◆ **Stated goal**
Say how many lines include "title", with no words around the number.

◆ **Task material**
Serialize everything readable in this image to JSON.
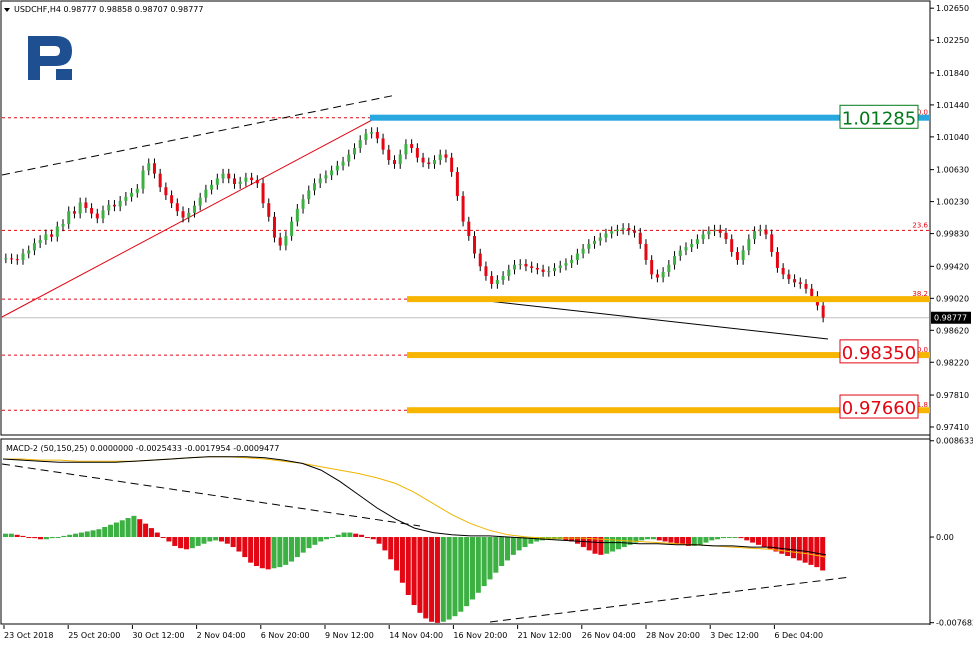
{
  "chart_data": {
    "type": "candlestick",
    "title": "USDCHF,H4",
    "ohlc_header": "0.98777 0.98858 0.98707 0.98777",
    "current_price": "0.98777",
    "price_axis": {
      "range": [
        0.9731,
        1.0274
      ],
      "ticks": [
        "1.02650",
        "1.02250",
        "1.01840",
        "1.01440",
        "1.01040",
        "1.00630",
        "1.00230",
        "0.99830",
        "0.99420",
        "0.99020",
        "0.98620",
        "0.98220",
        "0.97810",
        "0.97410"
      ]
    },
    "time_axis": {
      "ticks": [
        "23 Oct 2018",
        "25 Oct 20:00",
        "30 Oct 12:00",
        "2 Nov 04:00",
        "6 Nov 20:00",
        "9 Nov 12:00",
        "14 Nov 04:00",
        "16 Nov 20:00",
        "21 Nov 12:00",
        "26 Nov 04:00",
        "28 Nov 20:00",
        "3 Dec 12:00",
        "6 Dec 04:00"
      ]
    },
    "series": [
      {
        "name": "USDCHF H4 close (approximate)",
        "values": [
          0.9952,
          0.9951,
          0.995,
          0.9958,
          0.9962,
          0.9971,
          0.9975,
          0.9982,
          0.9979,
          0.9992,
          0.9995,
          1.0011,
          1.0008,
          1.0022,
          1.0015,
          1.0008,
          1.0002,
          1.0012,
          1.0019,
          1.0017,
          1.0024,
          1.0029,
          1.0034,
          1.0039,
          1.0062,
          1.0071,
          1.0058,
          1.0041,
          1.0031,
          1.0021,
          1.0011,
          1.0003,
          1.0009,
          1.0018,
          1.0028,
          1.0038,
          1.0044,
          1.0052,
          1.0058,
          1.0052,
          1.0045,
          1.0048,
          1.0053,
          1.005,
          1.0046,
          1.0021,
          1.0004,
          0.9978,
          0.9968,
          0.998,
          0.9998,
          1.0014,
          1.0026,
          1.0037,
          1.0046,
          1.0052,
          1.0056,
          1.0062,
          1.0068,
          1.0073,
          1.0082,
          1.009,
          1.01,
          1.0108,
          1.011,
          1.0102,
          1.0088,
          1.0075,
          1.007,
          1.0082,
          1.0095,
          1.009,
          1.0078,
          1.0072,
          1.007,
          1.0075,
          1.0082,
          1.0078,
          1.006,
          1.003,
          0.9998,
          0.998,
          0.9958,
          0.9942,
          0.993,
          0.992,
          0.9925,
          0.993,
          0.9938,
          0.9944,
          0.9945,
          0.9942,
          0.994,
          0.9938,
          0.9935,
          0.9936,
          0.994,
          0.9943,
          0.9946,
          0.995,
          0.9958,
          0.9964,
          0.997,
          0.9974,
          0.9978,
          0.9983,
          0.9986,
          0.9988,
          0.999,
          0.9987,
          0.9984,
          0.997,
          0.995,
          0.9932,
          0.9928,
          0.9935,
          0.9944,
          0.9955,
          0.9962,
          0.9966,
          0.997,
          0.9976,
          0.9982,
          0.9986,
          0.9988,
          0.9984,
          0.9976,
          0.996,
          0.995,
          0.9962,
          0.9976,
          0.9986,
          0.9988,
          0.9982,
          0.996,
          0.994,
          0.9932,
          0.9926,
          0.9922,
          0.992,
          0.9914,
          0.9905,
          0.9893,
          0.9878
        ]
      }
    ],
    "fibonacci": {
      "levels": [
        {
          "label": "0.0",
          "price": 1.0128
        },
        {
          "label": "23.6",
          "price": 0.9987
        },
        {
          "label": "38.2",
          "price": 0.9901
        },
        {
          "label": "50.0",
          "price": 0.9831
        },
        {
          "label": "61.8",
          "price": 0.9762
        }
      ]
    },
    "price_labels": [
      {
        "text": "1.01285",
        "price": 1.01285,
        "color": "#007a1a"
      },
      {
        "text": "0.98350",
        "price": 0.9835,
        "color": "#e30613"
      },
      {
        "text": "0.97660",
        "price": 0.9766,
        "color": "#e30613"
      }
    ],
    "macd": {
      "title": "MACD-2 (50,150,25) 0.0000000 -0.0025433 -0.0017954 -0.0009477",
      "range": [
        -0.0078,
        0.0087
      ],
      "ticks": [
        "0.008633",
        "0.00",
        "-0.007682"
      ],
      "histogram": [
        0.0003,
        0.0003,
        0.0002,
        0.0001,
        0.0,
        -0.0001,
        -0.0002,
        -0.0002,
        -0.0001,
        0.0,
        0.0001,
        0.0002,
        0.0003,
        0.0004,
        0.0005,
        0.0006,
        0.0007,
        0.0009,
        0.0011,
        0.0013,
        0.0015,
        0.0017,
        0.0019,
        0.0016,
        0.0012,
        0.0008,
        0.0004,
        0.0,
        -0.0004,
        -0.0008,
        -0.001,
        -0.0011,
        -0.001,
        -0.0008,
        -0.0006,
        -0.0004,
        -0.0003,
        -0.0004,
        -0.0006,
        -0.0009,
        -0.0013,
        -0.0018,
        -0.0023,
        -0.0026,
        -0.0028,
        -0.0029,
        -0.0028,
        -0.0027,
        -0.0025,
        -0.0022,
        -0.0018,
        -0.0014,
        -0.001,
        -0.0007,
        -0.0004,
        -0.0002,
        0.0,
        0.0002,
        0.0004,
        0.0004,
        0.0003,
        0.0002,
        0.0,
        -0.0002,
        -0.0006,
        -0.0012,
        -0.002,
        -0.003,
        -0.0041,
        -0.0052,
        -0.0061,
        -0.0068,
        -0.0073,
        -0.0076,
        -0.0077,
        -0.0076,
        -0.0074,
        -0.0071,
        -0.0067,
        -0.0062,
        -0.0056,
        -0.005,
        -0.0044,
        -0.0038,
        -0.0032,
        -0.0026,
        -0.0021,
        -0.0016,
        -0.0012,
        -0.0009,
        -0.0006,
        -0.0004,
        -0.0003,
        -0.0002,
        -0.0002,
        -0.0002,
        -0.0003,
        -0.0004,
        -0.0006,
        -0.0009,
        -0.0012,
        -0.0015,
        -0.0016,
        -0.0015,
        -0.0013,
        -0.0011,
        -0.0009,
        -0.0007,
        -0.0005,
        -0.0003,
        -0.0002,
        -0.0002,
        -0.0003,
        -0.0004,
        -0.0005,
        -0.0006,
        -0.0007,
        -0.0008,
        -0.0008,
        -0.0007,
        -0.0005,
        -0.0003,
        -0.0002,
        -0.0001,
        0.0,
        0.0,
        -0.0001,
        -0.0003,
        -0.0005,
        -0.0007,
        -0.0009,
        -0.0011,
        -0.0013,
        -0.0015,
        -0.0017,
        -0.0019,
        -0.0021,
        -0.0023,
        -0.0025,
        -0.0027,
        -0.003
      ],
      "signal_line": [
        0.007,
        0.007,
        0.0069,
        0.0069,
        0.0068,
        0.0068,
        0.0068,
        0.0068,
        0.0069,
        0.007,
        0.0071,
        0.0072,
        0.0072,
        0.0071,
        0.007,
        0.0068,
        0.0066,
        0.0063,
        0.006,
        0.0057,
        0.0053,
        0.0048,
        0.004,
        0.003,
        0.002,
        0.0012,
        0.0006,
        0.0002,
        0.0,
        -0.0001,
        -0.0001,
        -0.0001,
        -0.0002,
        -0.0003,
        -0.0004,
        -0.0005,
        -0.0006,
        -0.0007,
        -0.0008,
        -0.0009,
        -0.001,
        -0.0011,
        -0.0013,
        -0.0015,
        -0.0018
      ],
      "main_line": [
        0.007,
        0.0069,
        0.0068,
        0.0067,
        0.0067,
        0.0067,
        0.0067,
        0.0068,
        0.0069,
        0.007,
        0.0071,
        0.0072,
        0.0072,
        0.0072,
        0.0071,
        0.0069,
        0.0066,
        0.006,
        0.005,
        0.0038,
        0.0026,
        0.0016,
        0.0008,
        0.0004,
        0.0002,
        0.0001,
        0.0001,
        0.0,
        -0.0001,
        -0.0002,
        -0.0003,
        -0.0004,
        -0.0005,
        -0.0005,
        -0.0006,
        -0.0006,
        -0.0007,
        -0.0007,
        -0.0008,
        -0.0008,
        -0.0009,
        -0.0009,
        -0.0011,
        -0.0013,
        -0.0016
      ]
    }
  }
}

--

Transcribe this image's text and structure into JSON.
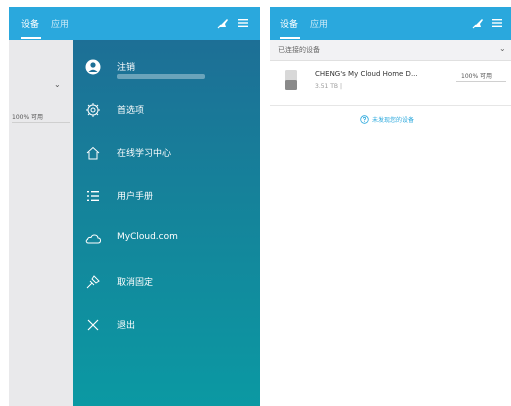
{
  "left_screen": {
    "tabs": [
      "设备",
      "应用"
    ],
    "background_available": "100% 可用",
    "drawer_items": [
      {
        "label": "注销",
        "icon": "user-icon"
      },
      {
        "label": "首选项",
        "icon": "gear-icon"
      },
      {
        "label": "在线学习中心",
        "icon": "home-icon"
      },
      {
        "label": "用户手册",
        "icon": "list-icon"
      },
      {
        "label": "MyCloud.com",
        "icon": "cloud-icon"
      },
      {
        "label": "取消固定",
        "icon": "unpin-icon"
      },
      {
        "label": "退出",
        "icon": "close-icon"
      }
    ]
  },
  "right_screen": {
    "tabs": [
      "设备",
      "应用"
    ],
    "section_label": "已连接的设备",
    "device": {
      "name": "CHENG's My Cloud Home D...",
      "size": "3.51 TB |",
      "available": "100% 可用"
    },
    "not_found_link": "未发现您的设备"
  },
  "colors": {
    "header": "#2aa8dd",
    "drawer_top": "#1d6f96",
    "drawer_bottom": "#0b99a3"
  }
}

--

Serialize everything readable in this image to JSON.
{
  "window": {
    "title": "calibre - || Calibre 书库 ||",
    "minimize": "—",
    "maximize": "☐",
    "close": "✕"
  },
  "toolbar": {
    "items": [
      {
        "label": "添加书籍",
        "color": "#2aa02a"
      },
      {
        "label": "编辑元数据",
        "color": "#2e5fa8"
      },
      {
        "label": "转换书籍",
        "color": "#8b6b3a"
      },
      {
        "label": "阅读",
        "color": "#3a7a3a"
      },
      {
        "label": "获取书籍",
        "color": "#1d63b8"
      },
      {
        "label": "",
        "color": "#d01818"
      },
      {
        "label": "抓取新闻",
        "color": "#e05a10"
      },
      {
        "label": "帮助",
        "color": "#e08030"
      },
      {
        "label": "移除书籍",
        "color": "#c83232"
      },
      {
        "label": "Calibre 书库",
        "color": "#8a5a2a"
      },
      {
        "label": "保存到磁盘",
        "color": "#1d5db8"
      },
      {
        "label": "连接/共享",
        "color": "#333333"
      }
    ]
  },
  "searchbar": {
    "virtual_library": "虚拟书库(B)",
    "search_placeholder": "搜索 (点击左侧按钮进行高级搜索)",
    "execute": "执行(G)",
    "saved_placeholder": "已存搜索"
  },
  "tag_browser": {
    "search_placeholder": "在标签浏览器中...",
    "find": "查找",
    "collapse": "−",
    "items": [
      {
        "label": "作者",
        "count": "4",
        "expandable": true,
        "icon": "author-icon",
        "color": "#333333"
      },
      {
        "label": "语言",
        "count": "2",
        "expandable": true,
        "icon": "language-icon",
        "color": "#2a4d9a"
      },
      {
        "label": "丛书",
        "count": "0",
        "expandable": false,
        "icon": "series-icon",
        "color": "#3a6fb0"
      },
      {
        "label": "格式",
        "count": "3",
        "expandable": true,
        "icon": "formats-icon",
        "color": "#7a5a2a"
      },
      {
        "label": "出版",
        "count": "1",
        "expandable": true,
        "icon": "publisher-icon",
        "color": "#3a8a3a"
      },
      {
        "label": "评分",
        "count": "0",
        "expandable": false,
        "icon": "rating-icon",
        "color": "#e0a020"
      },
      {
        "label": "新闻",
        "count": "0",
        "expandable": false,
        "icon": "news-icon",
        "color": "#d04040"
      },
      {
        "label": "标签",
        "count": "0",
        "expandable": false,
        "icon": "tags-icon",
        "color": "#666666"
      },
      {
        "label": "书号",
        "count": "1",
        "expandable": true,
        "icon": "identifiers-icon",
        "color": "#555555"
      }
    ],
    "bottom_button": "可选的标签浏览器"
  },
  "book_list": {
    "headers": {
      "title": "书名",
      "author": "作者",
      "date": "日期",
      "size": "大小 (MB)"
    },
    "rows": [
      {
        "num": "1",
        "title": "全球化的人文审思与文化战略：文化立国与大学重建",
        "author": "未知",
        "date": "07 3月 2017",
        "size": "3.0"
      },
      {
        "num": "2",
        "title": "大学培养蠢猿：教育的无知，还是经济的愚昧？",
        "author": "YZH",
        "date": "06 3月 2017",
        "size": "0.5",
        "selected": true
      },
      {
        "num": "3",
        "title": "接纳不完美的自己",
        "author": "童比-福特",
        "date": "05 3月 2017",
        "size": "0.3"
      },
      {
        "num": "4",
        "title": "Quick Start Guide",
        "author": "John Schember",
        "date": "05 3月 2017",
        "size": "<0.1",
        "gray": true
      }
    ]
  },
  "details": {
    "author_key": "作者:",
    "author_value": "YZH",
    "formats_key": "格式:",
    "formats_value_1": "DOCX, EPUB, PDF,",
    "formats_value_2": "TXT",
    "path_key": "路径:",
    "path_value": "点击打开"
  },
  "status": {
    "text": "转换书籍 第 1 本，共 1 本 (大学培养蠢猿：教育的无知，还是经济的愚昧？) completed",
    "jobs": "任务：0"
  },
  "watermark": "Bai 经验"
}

◆ **Answer to the exercise**
8